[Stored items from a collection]
****************************************
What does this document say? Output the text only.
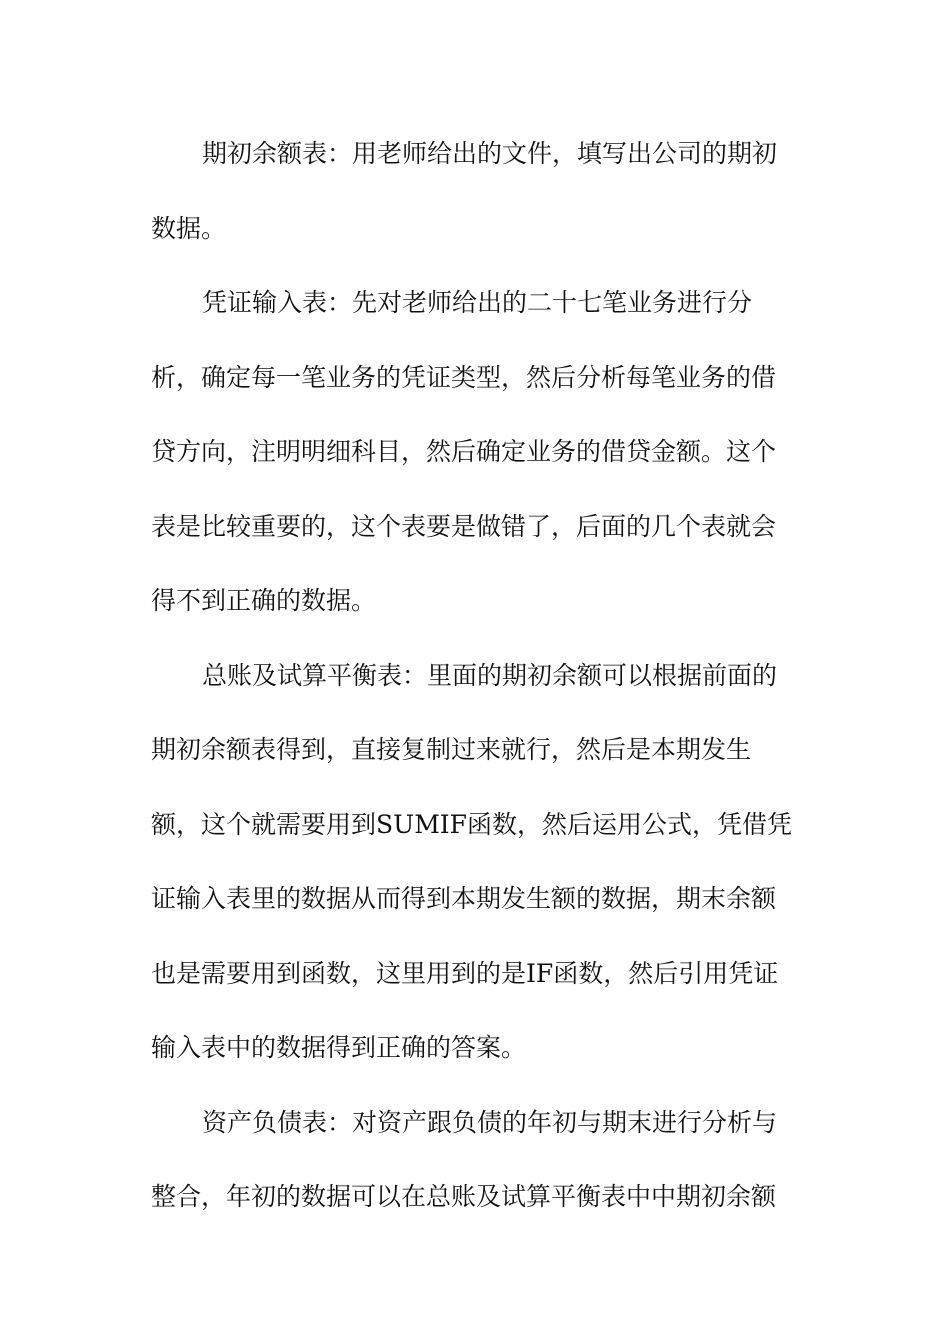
期初余额表：用老师给出的文件，填写出公司的期初数据。

凭证输入表：先对老师给出的二十七笔业务进行分析，确定每一笔业务的凭证类型，然后分析每笔业务的借贷方向，注明明细科目，然后确定业务的借贷金额。这个表是比较重要的，这个表要是做错了，后面的几个表就会得不到正确的数据。

总账及试算平衡表：里面的期初余额可以根据前面的期初余额表得到，直接复制过来就行，然后是本期发生额，这个就需要用到SUMIF函数，然后运用公式，凭借凭证输入表里的数据从而得到本期发生额的数据，期末余额也是需要用到函数，这里用到的是IF函数，然后引用凭证输入表中的数据得到正确的答案。

资产负债表：对资产跟负债的年初与期末进行分析与整合，年初的数据可以在总账及试算平衡表中中期初余额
****************************************
Using the data above, print every line exactly, omitting pictures.

▶ [RESPONSE BELOW]:
What does this document say? Output the text only.
期初余额表：用老师给出的文件，填写出公司的期初数据。

凭证输入表：先对老师给出的二十七笔业务进行分析，确定每一笔业务的凭证类型，然后分析每笔业务的借贷方向，注明明细科目，然后确定业务的借贷金额。这个表是比较重要的，这个表要是做错了，后面的几个表就会得不到正确的数据。

总账及试算平衡表：里面的期初余额可以根据前面的期初余额表得到，直接复制过来就行，然后是本期发生额，这个就需要用到SUMIF函数，然后运用公式，凭借凭证输入表里的数据从而得到本期发生额的数据，期末余额也是需要用到函数，这里用到的是IF函数，然后引用凭证输入表中的数据得到正确的答案。

资产负债表：对资产跟负债的年初与期末进行分析与整合，年初的数据可以在总账及试算平衡表中中期初余额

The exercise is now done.